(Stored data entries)

-- -- --

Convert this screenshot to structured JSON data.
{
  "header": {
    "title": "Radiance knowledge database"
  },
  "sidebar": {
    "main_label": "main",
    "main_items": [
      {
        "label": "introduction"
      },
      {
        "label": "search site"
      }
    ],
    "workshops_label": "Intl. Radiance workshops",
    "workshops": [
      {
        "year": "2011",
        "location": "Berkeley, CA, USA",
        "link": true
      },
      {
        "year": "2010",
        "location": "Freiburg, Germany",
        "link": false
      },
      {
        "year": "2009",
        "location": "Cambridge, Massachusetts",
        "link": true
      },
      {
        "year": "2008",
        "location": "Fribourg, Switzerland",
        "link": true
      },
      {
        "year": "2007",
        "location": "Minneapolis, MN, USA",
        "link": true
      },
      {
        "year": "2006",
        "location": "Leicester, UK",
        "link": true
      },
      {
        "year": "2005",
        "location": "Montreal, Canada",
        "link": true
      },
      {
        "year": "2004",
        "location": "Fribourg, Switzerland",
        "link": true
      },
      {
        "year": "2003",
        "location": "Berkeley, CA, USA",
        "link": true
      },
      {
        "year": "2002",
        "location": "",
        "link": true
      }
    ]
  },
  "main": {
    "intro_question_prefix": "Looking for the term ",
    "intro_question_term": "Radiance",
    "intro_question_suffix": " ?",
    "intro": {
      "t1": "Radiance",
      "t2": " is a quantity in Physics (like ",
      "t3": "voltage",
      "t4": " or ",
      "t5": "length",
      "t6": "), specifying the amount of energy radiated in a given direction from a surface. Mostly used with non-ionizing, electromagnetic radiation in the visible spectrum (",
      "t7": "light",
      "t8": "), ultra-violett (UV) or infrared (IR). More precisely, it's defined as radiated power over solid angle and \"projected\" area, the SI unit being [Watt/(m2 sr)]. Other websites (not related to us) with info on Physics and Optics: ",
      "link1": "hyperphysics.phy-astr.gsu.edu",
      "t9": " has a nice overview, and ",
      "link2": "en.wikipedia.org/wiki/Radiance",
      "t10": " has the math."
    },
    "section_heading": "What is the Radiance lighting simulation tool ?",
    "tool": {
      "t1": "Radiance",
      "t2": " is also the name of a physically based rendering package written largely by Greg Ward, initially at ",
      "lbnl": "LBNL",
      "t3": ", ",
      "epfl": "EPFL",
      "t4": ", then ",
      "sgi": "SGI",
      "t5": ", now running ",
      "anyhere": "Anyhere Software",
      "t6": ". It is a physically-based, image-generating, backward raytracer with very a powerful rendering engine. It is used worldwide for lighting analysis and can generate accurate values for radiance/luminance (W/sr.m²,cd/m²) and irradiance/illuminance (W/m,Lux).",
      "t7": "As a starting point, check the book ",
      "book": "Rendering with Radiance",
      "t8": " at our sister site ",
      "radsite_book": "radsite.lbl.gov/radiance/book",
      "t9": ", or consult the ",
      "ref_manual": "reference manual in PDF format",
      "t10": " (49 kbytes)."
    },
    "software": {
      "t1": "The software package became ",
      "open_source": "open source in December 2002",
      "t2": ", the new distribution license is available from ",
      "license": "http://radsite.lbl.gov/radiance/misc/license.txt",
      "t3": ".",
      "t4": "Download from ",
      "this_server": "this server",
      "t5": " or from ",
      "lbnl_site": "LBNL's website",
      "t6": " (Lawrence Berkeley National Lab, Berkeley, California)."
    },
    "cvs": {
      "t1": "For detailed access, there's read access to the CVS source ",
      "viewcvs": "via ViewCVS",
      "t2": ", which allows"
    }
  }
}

-- -- --

### STATED PROBLEM
Search the data above for lines holding "radsite" and copy each of them.

### ANSWER IN FULL
      "radsite_book": "radsite.lbl.gov/radiance/book",
      "license": "http://radsite.lbl.gov/radiance/misc/license.txt",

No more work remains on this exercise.